* WHAT IS BEING ASKED *
Reproduce every record below exactly as it appears.

— begin —

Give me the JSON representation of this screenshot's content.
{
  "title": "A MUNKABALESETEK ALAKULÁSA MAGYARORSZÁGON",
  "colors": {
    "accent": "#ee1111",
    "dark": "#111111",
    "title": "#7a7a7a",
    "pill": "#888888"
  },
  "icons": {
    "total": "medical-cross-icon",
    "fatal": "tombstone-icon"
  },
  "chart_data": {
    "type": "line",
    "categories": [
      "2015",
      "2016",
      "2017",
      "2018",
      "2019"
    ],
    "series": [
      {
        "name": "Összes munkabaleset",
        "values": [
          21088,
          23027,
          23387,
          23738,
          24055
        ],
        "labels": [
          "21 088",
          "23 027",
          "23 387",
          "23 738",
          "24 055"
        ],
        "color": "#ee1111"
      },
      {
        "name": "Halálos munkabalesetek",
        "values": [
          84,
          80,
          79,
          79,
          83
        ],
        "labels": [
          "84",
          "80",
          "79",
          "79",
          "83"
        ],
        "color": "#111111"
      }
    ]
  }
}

— end —

* OUTPUT BELOW *
Give me the JSON representation of this screenshot's content.
{
  "title": "A MUNKABALESETEK ALAKULÁSA MAGYARORSZÁGON",
  "colors": {
    "accent": "#ee1111",
    "dark": "#111111",
    "title": "#7a7a7a",
    "pill": "#888888"
  },
  "icons": {
    "total": "medical-cross-icon",
    "fatal": "tombstone-icon"
  },
  "chart_data": {
    "type": "line",
    "categories": [
      "2015",
      "2016",
      "2017",
      "2018",
      "2019"
    ],
    "series": [
      {
        "name": "Összes munkabaleset",
        "values": [
          21088,
          23027,
          23387,
          23738,
          24055
        ],
        "labels": [
          "21 088",
          "23 027",
          "23 387",
          "23 738",
          "24 055"
        ],
        "color": "#ee1111"
      },
      {
        "name": "Halálos munkabalesetek",
        "values": [
          84,
          80,
          79,
          79,
          83
        ],
        "labels": [
          "84",
          "80",
          "79",
          "79",
          "83"
        ],
        "color": "#111111"
      }
    ]
  }
}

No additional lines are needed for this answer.